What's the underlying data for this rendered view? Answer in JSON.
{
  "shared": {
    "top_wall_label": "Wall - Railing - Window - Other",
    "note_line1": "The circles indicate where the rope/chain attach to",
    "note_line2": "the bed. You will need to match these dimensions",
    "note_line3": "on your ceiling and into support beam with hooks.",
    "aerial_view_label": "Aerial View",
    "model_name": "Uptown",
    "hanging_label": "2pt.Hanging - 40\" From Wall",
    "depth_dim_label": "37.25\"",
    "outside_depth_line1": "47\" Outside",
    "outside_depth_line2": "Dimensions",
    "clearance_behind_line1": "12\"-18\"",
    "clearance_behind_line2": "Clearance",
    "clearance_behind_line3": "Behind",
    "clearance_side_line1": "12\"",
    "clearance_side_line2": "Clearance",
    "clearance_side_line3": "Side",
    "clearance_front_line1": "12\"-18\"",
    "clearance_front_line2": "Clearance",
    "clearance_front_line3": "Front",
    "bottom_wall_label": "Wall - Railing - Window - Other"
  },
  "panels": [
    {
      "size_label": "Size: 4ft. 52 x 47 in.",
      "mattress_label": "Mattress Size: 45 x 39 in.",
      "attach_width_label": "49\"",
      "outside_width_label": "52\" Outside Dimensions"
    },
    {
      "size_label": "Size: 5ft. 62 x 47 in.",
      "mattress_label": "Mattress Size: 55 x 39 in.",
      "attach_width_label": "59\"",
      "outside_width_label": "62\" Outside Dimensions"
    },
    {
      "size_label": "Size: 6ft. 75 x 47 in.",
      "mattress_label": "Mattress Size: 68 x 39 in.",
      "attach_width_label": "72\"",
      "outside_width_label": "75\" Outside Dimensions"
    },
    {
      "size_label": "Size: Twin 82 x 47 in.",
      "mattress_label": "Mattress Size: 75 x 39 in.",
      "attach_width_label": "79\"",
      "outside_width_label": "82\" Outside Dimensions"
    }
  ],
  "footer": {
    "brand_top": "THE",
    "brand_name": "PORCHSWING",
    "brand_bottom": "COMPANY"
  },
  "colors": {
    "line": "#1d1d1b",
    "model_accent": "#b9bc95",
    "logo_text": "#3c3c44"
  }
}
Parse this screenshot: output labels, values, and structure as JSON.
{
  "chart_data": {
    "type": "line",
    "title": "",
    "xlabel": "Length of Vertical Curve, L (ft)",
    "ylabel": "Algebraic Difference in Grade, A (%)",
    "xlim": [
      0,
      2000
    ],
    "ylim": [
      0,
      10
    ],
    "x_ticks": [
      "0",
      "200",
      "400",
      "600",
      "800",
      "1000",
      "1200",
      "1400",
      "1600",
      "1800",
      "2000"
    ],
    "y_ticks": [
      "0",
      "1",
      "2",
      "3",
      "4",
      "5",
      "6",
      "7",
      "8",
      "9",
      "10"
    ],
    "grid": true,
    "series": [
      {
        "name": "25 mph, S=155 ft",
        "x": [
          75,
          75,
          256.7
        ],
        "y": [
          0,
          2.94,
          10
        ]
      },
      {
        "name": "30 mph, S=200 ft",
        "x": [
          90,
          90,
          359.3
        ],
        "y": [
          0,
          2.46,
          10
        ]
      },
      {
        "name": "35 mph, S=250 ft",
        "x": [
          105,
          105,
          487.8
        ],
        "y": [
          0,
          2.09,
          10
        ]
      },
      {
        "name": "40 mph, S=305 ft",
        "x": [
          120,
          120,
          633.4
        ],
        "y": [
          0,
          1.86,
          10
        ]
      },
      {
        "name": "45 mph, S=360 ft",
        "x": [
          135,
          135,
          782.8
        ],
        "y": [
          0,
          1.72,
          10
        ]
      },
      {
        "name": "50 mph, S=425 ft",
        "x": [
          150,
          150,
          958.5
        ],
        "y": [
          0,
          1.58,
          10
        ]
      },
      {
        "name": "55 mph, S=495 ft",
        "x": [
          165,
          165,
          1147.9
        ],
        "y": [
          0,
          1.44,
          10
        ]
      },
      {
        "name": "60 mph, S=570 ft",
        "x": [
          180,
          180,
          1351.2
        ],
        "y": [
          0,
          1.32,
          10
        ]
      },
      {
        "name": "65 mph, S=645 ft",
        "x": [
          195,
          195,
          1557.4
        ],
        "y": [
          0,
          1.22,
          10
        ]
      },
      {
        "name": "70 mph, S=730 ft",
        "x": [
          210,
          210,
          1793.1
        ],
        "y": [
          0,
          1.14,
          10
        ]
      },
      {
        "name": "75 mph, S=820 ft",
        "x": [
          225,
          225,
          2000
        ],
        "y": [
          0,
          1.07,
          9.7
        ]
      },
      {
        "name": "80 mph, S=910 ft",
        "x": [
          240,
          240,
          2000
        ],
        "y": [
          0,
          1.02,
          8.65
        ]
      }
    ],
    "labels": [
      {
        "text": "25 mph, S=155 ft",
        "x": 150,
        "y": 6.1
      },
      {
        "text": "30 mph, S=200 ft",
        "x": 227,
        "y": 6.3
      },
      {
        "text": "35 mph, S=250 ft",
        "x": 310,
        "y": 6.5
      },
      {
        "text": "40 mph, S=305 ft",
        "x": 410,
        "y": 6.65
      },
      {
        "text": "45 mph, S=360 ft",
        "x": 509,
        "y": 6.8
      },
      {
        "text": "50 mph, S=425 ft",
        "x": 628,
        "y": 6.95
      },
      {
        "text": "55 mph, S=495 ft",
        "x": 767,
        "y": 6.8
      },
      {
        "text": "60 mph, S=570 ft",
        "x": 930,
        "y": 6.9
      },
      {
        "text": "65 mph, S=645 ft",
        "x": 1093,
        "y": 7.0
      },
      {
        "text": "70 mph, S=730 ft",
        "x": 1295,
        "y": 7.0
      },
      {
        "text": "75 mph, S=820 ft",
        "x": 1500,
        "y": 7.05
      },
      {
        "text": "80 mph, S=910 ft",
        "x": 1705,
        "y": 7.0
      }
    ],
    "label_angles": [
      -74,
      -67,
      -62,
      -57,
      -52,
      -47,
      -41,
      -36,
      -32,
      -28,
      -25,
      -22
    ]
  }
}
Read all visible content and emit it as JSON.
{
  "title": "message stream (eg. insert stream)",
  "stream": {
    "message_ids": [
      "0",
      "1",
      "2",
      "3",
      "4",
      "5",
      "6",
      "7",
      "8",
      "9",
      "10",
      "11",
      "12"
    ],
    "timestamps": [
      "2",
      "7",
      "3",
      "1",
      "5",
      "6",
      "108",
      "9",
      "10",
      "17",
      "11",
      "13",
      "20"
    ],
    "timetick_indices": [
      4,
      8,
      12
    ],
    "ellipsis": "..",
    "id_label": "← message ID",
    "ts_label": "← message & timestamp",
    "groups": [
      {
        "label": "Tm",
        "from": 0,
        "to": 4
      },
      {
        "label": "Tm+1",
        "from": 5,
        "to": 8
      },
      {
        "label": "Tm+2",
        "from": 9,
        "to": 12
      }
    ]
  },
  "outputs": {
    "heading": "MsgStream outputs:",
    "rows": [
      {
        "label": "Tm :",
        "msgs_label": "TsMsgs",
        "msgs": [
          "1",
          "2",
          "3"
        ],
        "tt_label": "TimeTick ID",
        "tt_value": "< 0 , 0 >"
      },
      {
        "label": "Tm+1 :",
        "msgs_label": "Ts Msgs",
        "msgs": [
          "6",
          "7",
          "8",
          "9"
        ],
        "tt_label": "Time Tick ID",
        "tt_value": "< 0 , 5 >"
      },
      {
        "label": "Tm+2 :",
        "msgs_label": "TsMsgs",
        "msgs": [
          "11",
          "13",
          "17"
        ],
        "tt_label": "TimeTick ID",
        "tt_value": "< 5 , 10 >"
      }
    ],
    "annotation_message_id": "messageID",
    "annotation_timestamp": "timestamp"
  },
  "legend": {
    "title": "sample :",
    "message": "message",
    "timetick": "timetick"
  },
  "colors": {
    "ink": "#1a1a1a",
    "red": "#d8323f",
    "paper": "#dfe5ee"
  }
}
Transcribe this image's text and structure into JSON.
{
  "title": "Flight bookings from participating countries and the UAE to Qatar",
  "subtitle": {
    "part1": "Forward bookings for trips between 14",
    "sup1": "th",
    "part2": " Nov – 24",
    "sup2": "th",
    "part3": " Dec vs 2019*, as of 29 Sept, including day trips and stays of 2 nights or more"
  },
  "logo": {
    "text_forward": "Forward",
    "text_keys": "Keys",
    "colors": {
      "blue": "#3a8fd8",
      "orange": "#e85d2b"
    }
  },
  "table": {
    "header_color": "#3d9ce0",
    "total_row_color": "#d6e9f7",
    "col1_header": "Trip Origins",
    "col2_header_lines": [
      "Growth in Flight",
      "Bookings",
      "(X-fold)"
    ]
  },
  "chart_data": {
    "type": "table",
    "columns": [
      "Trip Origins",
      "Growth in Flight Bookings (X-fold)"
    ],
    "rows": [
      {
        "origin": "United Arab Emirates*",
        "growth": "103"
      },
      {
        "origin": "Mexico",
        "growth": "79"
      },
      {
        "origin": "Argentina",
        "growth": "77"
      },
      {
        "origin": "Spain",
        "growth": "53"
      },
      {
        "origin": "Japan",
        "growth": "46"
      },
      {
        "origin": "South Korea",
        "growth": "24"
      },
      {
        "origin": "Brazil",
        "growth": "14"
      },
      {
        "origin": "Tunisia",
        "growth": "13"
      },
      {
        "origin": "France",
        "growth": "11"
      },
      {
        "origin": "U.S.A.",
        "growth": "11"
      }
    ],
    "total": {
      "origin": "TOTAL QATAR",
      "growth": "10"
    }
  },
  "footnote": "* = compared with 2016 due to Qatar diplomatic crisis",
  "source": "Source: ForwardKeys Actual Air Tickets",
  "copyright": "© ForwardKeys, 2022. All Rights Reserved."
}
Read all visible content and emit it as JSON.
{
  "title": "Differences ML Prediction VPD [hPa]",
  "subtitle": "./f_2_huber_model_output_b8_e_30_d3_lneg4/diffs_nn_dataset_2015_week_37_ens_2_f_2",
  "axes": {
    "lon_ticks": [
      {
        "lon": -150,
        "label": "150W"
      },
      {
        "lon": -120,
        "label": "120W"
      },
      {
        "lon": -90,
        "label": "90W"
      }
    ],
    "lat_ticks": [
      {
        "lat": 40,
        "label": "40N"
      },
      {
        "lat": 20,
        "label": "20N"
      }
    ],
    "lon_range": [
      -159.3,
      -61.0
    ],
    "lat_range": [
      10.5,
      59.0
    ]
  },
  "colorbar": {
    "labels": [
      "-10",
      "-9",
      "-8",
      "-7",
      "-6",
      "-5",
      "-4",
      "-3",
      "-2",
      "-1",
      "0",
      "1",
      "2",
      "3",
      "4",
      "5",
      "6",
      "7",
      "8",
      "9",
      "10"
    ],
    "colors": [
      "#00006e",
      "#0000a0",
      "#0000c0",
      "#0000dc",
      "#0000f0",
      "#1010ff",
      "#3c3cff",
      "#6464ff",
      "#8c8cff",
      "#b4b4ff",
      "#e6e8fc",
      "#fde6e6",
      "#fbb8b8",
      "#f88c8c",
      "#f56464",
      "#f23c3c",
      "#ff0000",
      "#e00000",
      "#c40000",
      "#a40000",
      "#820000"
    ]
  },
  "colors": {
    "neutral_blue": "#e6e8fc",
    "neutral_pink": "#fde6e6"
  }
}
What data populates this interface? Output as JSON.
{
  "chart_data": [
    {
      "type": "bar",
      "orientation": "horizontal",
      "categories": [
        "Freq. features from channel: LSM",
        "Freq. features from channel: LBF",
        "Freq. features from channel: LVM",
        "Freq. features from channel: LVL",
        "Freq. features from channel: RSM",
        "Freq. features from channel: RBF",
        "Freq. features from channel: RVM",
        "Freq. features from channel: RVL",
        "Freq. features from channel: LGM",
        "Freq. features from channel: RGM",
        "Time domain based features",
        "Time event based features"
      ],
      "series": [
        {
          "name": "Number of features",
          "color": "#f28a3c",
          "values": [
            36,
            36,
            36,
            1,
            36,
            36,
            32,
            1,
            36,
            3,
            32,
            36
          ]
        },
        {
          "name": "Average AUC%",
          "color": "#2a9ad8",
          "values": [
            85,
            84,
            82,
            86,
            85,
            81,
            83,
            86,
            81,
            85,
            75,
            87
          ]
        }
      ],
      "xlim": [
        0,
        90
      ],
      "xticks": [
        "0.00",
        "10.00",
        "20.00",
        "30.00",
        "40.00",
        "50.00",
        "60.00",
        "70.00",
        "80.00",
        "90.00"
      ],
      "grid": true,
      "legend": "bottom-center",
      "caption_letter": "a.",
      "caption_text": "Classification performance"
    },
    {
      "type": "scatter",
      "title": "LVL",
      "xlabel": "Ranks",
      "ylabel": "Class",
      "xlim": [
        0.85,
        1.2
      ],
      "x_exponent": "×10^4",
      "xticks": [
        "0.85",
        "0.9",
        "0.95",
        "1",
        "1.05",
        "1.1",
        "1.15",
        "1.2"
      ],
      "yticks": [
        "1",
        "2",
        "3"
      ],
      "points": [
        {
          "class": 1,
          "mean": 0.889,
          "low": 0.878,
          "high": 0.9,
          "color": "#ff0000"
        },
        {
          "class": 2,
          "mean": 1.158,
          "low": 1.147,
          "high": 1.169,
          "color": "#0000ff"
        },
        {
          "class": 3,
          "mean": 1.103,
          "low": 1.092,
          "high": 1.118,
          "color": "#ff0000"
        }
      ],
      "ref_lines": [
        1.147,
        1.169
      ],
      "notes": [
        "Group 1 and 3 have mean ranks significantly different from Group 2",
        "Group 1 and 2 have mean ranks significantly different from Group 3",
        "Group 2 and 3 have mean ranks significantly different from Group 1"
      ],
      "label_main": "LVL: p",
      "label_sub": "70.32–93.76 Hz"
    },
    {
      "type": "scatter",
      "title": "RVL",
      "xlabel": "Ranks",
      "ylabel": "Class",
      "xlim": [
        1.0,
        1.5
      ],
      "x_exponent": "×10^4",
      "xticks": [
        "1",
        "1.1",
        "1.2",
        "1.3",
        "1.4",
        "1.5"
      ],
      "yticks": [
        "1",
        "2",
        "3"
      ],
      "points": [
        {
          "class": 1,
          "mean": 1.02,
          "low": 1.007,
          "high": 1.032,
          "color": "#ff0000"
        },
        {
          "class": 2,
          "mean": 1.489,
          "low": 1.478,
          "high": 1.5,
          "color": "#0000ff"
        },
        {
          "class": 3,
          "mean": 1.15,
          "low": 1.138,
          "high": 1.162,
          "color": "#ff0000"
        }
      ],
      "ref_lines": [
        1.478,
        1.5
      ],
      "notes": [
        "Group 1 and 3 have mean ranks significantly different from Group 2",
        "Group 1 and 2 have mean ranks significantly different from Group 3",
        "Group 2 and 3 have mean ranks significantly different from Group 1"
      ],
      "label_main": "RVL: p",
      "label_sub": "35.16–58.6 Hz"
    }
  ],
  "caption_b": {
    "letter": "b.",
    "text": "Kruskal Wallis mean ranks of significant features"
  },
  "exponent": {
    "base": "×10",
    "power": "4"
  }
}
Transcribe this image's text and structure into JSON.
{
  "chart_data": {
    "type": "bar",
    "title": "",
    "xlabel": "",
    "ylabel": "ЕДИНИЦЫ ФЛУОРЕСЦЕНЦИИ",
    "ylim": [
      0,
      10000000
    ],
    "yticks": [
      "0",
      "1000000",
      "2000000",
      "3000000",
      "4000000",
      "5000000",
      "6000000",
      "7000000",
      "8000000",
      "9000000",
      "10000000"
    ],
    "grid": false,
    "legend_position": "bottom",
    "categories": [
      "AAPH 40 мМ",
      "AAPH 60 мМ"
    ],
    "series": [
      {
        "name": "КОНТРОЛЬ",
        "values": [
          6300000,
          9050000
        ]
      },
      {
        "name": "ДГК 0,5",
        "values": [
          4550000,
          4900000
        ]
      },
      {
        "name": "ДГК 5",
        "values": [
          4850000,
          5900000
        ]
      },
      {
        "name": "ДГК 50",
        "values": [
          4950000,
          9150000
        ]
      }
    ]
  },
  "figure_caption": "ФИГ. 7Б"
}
--- --- ---
Filter the records, keeping only lines that contain "Mattress", and show those lines.

      "mattress_label": "Mattress Size: 45 x 39 in.",
      "mattress_label": "Mattress Size: 55 x 39 in.",
      "mattress_label": "Mattress Size: 68 x 39 in.",
      "mattress_label": "Mattress Size: 75 x 39 in.",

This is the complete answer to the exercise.